Show all lines of the listing that hold the word "nurse".

===== AVAILABLE RECORDS =====

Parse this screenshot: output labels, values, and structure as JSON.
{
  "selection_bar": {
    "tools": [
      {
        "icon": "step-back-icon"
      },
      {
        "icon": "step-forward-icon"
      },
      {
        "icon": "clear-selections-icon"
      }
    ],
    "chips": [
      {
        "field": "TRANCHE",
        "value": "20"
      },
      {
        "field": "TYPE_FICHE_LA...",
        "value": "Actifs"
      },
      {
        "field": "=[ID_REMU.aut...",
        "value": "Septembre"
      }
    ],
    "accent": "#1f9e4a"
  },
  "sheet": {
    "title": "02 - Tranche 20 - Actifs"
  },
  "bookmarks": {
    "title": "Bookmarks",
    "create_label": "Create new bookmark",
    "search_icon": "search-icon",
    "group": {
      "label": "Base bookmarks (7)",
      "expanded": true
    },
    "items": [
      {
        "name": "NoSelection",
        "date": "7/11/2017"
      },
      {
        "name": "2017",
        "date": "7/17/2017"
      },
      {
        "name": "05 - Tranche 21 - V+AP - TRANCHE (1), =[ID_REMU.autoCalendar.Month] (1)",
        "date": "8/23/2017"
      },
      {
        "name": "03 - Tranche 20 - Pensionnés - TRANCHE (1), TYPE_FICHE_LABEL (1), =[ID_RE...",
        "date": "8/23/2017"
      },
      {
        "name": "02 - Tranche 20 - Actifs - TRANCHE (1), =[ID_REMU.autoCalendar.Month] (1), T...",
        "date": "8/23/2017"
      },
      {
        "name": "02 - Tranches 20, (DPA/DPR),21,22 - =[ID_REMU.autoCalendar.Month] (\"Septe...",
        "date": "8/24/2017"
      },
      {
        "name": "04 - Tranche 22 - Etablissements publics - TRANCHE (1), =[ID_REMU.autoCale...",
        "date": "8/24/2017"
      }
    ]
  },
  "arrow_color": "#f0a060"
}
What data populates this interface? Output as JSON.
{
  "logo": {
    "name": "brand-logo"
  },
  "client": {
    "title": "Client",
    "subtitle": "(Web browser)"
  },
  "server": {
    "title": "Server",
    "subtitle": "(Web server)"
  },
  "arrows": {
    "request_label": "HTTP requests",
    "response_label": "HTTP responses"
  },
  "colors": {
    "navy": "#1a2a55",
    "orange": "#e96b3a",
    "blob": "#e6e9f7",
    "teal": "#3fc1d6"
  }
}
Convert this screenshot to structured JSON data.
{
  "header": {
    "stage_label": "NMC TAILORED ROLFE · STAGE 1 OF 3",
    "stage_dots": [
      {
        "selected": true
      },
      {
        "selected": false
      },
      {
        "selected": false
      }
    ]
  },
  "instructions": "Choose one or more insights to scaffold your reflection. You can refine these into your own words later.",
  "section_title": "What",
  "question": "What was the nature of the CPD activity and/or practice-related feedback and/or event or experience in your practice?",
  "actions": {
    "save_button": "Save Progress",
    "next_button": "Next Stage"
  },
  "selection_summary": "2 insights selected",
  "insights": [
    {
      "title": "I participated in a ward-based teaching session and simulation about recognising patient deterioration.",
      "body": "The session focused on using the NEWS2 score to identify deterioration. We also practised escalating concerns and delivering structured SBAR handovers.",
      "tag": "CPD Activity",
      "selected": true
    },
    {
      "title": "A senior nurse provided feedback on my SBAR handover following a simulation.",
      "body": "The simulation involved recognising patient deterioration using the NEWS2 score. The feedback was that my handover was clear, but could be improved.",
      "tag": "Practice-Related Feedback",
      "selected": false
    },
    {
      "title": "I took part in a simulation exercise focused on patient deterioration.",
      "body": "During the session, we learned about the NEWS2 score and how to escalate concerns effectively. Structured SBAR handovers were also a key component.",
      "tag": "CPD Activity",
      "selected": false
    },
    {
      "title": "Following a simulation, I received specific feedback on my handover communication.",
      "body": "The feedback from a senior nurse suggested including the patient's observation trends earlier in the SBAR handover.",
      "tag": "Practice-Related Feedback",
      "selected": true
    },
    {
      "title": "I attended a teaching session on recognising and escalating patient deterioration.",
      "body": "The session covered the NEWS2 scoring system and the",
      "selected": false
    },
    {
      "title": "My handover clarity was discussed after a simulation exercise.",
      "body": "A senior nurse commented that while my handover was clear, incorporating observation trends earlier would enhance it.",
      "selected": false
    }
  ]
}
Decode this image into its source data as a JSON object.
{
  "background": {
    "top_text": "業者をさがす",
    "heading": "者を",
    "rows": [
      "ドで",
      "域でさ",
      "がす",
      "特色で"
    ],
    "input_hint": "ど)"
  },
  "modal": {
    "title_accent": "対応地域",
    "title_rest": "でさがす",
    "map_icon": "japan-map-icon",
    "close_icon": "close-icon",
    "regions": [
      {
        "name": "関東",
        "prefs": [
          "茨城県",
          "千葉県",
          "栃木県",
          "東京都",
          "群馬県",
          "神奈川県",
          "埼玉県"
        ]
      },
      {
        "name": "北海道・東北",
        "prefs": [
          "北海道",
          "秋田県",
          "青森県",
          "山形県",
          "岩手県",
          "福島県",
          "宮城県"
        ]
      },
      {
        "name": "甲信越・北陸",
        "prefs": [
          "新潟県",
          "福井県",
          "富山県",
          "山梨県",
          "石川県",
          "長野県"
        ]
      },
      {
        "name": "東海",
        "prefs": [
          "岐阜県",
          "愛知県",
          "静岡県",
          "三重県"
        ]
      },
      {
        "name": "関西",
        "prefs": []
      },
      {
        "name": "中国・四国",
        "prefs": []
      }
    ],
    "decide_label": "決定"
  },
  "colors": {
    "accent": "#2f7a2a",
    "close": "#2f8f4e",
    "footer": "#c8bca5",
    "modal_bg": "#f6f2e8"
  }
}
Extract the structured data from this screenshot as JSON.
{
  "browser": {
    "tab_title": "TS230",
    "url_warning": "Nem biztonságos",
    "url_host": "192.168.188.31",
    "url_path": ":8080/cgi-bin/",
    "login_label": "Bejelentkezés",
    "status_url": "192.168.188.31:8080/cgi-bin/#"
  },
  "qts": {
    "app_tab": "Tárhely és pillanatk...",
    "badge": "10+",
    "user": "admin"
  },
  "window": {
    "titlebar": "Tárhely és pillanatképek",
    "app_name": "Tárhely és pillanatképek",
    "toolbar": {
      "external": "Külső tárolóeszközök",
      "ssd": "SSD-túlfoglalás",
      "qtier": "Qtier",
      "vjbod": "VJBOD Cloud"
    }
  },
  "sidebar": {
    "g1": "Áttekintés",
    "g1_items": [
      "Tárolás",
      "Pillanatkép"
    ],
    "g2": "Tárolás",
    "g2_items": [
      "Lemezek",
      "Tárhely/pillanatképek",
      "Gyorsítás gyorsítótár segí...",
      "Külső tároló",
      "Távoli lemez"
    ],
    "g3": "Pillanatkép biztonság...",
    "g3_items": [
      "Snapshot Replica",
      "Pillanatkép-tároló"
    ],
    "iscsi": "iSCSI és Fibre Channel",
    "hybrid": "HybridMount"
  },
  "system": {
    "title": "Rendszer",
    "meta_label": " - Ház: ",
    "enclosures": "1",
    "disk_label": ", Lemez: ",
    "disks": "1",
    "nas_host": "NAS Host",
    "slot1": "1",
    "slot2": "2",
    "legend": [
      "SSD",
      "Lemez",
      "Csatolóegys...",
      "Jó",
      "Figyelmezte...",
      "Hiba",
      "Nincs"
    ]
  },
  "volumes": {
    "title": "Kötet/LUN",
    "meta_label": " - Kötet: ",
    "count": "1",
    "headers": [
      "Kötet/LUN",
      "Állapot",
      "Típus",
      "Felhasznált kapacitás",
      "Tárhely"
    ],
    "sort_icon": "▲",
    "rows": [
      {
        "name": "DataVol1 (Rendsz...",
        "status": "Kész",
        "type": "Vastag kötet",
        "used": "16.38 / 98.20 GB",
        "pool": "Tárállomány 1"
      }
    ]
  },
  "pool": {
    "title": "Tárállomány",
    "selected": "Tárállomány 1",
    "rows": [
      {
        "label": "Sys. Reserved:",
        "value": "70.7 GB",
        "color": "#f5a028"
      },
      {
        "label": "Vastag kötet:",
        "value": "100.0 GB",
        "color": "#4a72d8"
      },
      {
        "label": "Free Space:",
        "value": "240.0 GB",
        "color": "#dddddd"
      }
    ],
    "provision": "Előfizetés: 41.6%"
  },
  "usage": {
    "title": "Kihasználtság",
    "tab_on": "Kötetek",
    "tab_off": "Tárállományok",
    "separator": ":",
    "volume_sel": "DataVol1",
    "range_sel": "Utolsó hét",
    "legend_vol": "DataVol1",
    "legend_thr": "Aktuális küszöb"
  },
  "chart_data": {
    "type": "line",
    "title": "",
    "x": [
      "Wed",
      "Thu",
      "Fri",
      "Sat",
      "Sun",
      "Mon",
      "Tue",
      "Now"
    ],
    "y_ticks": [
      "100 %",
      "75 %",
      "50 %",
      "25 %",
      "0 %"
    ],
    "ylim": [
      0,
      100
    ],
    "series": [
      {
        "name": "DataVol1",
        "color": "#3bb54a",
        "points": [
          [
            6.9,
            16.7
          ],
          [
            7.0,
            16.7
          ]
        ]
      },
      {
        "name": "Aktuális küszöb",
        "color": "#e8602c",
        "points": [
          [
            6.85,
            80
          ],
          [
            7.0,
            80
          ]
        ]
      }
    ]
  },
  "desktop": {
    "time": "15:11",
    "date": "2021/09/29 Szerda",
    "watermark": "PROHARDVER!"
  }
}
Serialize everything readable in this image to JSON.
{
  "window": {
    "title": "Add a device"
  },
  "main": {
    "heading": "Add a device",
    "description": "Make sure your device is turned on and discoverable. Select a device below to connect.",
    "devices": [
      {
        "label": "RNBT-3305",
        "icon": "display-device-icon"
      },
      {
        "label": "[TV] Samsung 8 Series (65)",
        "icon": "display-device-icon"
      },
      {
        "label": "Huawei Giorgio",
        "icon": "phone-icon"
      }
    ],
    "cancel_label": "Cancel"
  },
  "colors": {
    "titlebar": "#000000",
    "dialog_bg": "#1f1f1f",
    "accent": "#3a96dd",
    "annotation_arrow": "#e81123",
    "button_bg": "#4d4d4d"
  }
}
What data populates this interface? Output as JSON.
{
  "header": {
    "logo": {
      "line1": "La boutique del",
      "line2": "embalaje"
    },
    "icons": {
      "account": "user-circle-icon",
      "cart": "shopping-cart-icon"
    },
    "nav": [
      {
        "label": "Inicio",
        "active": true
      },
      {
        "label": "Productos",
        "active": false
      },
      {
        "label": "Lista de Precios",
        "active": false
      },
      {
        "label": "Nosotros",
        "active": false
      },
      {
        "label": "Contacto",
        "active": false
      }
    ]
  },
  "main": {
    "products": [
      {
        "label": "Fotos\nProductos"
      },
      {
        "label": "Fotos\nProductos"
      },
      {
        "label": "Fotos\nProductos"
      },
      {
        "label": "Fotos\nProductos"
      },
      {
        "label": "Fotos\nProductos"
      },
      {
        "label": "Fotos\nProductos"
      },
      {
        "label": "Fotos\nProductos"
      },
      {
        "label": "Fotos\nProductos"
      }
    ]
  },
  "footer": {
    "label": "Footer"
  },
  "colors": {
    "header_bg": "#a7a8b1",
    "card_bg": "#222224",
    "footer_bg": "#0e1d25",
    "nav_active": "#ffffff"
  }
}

=====

EXPECTED OUTPUT
      "title": "A senior nurse provided feedback on my SBAR handover following a simulation.",
      "body": "The feedback from a senior nurse suggested including the patient's observation trends earlier in the SBAR handover.",
      "body": "A senior nurse commented that while my handover was clear, incorporating observation trends earlier would enhance it.",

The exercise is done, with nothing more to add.